+++ GIVEN RECORDS +++
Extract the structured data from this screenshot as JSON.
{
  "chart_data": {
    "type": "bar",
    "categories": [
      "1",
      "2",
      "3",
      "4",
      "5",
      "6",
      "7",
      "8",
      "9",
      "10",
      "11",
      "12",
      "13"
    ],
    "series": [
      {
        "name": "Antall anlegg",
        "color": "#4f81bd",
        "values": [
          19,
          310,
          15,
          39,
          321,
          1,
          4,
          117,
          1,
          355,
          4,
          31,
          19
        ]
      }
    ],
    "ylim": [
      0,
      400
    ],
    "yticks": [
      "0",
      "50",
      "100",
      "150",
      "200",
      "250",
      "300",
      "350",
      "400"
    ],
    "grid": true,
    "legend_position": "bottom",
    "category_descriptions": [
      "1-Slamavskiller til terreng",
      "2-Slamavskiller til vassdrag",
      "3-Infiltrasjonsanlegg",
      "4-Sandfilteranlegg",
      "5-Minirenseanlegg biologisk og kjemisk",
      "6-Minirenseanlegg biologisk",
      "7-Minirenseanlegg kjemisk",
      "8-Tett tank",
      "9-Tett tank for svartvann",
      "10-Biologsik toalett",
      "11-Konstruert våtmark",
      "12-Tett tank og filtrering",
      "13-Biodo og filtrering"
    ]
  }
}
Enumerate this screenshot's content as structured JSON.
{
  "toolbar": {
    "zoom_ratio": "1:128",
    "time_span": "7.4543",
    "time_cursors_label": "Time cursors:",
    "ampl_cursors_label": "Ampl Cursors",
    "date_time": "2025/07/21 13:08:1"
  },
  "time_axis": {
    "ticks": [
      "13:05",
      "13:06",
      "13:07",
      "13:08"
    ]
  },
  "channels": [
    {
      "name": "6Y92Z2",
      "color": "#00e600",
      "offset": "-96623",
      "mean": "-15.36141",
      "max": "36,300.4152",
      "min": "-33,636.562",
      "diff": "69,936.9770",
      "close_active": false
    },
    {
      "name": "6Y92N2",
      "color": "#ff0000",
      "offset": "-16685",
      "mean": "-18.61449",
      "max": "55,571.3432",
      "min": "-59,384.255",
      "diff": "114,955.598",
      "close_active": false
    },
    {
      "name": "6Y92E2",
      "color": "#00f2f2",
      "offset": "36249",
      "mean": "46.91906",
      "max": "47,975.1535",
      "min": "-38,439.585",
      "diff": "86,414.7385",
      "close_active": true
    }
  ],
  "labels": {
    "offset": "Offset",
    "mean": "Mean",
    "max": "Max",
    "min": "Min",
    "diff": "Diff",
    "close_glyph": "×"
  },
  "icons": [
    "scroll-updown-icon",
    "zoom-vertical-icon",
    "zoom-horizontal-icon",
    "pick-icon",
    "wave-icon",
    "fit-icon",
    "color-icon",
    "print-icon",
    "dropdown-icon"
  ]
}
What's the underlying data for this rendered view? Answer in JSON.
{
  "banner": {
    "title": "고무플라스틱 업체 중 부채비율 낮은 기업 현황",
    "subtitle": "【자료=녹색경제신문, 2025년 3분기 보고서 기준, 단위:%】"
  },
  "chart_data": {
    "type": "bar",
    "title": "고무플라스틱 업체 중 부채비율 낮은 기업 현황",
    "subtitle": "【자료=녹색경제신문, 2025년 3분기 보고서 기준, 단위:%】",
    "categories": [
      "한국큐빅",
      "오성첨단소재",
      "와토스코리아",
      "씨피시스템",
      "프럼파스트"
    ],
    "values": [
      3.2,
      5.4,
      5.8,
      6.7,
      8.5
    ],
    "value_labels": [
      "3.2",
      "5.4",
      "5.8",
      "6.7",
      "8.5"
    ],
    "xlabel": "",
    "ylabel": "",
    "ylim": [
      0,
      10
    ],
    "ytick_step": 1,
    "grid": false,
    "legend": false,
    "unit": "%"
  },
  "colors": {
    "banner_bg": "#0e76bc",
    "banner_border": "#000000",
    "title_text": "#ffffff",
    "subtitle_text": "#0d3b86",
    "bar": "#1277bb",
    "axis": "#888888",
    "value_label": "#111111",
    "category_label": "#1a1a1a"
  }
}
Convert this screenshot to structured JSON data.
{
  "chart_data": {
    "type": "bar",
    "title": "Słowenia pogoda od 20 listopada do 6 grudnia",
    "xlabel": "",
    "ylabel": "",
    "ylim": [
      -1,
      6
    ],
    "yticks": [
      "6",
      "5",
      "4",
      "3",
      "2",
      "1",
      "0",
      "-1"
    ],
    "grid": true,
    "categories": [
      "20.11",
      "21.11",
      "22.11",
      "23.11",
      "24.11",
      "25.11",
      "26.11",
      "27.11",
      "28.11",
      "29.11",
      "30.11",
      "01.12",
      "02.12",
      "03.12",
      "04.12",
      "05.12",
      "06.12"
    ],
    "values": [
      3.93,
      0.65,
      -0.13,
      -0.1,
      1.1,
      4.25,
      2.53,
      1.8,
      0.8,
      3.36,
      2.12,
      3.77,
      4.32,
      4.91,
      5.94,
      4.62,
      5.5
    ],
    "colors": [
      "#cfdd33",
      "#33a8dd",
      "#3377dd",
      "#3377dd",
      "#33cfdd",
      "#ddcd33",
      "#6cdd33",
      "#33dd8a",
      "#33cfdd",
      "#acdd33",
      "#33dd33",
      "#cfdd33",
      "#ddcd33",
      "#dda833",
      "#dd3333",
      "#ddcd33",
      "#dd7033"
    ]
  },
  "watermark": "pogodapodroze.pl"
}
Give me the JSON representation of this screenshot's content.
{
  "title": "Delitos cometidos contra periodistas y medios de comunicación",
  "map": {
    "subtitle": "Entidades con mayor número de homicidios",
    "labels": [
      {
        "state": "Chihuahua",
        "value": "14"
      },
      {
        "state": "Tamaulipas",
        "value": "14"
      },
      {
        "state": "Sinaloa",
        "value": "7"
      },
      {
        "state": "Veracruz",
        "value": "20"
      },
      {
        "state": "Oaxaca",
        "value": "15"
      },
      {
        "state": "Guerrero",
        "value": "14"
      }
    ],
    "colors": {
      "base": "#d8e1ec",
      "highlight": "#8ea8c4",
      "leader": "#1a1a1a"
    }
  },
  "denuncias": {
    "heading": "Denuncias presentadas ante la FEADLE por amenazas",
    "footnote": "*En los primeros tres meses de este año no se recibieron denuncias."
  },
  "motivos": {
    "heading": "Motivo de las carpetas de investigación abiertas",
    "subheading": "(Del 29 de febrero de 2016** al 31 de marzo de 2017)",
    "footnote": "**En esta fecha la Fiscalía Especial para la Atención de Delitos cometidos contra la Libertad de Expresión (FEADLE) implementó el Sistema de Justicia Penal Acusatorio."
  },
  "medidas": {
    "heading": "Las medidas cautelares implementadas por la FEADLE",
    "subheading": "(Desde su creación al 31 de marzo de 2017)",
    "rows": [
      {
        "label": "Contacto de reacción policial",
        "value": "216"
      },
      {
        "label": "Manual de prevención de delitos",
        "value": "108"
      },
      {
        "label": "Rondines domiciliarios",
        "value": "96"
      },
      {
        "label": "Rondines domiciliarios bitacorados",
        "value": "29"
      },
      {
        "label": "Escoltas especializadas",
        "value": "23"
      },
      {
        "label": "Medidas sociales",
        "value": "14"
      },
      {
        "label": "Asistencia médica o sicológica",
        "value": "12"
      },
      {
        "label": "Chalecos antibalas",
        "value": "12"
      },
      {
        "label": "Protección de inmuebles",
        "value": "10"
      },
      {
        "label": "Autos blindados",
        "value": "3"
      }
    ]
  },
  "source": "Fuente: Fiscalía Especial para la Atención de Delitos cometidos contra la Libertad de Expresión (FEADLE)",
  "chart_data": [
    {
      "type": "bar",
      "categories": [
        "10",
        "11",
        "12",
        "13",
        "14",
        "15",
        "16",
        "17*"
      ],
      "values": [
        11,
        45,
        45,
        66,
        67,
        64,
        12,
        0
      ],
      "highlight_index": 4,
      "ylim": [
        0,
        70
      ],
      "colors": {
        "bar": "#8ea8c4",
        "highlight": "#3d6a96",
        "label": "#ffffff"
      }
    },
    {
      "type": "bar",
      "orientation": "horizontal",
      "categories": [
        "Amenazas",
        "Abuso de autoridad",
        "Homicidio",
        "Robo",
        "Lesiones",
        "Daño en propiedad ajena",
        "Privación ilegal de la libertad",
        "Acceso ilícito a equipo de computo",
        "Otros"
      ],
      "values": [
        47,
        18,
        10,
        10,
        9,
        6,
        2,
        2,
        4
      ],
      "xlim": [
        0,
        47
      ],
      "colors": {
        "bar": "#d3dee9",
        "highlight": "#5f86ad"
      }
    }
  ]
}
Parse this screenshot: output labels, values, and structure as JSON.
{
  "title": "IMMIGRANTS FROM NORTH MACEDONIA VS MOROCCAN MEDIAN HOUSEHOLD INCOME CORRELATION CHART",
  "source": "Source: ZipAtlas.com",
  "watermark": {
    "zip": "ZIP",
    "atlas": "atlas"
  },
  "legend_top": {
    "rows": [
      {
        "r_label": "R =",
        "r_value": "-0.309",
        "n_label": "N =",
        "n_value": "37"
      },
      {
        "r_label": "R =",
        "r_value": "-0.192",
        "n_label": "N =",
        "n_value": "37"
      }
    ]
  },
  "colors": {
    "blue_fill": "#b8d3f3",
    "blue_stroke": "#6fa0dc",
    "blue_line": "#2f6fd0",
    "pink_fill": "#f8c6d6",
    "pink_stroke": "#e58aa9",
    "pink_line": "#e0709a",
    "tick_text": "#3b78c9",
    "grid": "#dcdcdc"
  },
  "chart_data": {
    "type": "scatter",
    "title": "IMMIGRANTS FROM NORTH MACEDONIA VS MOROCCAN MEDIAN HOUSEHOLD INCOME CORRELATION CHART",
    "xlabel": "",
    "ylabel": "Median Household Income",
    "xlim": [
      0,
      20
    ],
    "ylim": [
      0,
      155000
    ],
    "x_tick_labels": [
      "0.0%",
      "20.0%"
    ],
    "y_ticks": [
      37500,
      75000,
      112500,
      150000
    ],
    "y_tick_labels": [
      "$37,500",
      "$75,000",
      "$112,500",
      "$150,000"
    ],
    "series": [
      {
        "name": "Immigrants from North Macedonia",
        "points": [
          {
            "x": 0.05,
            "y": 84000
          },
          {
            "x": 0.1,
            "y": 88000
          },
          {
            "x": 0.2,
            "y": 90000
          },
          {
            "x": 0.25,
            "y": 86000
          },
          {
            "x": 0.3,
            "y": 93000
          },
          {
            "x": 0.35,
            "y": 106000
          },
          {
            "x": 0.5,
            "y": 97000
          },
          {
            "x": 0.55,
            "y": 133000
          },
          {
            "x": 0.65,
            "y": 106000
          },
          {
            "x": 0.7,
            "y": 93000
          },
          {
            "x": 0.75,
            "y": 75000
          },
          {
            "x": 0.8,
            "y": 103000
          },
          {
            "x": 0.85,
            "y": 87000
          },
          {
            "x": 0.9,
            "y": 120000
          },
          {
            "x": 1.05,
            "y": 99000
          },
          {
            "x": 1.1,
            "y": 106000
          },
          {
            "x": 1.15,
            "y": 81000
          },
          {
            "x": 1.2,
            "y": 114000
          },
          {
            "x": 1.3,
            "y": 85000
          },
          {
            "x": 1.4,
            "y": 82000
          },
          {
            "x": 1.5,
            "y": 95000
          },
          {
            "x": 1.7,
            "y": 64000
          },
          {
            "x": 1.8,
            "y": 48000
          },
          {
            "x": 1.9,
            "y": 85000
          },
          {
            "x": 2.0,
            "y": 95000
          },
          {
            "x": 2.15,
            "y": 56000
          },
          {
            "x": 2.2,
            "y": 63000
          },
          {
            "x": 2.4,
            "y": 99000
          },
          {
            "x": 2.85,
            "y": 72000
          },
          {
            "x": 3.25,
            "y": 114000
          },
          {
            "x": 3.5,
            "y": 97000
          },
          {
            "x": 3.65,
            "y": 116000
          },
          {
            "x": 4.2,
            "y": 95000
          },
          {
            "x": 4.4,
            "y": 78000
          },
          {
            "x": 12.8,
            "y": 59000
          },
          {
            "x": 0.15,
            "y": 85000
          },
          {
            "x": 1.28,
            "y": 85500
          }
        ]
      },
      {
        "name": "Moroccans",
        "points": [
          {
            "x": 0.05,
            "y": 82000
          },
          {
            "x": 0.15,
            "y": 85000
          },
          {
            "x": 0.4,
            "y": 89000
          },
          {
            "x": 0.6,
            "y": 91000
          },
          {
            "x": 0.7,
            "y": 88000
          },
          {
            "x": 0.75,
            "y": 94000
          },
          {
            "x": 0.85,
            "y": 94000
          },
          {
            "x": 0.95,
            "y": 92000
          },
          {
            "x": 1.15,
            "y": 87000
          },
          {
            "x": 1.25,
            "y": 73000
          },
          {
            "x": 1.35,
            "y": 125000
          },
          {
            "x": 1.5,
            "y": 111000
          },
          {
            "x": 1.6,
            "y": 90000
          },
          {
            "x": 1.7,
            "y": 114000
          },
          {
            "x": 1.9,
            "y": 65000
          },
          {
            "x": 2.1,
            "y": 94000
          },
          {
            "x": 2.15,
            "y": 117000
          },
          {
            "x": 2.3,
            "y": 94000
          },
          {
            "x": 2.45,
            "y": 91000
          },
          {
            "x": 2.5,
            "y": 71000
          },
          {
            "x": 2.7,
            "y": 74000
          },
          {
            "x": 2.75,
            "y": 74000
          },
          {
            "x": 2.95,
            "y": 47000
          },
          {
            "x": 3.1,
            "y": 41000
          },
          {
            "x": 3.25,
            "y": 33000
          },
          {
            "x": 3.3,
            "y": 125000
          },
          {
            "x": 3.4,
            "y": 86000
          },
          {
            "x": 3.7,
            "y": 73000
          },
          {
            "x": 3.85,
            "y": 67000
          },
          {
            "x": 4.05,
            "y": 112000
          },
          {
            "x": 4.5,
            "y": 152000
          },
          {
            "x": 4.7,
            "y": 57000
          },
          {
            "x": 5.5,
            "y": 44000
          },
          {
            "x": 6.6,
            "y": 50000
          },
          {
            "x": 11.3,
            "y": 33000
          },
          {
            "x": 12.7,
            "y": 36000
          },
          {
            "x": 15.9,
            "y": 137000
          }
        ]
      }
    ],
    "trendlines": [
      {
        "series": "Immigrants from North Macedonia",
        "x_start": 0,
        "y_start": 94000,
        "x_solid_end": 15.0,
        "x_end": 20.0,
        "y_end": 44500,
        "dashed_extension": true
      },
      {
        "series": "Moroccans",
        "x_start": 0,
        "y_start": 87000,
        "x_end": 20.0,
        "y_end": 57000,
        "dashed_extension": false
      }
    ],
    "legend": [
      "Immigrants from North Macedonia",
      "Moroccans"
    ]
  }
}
+++
### DO THIS
Copy out all lines that carry the word "offset".

### EXERCISE OUTPUT
      "offset": "-96623",
      "offset": "-16685",
      "offset": "36249",
    "offset": "Offset",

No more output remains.